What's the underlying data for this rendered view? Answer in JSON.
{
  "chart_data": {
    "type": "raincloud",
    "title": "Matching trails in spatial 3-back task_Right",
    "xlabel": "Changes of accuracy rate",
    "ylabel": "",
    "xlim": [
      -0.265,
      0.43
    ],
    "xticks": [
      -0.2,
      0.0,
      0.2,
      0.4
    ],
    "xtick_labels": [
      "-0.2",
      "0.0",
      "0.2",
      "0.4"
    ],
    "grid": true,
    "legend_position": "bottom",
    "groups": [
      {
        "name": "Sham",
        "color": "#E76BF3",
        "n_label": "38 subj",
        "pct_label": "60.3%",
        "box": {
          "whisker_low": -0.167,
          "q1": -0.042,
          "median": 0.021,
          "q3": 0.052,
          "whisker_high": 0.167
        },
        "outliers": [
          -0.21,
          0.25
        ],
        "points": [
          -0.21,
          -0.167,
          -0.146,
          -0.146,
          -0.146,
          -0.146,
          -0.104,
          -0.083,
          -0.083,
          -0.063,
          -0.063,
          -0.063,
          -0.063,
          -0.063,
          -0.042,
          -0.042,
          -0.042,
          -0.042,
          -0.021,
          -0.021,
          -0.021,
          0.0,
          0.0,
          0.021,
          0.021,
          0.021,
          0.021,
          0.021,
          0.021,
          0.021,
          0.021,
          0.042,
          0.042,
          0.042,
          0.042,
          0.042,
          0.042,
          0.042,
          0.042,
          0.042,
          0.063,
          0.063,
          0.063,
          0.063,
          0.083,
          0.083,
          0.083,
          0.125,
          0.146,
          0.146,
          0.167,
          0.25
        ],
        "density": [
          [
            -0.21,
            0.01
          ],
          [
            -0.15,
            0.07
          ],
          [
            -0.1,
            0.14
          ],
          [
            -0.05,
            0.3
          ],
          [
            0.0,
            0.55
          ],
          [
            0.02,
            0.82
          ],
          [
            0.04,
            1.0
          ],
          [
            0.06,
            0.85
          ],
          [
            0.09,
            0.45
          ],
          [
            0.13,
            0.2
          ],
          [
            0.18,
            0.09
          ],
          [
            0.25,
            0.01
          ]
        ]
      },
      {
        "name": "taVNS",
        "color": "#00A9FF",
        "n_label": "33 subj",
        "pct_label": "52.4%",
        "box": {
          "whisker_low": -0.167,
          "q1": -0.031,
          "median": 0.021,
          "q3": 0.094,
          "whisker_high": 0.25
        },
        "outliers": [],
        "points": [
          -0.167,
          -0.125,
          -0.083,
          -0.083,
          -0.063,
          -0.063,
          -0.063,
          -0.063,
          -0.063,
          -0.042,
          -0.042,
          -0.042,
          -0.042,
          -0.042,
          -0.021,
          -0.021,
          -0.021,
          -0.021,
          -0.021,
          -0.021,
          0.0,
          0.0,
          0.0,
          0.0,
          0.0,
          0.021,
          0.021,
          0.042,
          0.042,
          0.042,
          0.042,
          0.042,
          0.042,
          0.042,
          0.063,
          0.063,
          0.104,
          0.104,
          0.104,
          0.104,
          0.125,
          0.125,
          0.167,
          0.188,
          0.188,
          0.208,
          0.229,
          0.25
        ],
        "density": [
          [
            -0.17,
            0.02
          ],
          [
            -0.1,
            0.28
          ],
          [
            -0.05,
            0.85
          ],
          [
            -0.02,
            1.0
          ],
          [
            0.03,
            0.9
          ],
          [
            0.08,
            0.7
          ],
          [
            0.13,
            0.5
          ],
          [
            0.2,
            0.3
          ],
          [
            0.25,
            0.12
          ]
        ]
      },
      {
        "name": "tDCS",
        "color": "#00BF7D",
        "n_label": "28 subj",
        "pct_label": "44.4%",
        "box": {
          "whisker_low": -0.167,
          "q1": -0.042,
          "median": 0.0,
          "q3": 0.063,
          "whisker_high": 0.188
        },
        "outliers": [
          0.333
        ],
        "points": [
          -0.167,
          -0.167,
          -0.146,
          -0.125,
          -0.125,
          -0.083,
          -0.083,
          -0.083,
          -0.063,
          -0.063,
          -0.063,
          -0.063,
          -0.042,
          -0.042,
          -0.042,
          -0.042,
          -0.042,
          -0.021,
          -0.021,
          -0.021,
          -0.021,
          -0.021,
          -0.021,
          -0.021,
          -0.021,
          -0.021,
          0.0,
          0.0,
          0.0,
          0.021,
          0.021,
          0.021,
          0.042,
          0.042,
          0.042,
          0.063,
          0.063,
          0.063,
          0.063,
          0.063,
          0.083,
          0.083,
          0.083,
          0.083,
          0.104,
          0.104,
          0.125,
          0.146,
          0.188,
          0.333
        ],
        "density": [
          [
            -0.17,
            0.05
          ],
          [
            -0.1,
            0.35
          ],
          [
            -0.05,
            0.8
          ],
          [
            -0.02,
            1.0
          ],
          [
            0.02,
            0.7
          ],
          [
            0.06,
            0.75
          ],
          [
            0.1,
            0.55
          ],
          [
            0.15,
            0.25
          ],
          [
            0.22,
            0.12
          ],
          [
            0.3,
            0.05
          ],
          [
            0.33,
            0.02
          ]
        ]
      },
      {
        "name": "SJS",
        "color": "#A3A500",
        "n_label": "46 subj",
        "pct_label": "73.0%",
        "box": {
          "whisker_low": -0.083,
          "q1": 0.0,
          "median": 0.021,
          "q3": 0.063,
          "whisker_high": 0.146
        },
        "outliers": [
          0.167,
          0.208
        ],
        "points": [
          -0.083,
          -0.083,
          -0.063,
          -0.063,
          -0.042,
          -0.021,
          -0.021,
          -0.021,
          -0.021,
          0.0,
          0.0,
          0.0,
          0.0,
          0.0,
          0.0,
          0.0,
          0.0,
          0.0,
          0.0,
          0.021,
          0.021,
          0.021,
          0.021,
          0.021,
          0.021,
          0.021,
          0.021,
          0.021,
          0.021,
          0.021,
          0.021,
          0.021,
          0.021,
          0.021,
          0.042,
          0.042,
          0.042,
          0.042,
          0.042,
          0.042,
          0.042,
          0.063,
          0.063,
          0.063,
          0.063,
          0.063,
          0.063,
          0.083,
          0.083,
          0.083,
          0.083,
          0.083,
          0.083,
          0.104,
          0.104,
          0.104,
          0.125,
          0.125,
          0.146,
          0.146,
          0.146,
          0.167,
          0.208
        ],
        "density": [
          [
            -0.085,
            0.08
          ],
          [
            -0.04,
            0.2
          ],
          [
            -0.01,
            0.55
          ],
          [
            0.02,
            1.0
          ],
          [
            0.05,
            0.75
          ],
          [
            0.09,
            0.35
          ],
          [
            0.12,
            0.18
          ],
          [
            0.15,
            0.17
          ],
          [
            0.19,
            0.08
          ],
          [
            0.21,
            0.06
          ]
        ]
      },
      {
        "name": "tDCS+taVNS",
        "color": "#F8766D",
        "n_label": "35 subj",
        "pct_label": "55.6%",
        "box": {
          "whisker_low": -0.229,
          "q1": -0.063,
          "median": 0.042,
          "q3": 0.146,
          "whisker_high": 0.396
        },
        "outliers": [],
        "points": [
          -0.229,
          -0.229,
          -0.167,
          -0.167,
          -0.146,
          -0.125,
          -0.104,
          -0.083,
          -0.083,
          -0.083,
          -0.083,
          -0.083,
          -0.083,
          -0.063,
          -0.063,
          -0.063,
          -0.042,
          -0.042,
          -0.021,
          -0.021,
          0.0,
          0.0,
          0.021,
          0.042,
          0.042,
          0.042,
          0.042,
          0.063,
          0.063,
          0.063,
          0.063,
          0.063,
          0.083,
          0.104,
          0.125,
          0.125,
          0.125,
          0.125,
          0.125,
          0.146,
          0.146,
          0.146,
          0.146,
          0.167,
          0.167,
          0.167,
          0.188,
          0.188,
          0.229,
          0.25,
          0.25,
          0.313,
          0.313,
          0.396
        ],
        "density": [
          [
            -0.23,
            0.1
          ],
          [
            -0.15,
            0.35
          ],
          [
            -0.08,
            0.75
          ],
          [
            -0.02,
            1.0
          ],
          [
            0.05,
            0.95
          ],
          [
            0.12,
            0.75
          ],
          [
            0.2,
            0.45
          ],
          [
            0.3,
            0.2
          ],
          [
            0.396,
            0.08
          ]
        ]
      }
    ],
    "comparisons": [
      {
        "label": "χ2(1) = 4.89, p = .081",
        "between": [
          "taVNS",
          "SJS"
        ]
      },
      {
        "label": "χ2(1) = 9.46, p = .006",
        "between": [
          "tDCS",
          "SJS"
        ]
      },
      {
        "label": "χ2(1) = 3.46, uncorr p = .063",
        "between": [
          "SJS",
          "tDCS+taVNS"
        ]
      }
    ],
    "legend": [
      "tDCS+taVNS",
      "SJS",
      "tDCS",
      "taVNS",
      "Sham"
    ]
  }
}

—————

* **EXERCISE DESCRIPTION**:
Find the word "tDCS" in the entries, and copy every line it shows up in.

* **ANSWER TO THE TASK**:
        "name": "tDCS",
        "name": "tDCS+taVNS",
          "tDCS",
          "tDCS+taVNS"
      "tDCS+taVNS",
      "tDCS",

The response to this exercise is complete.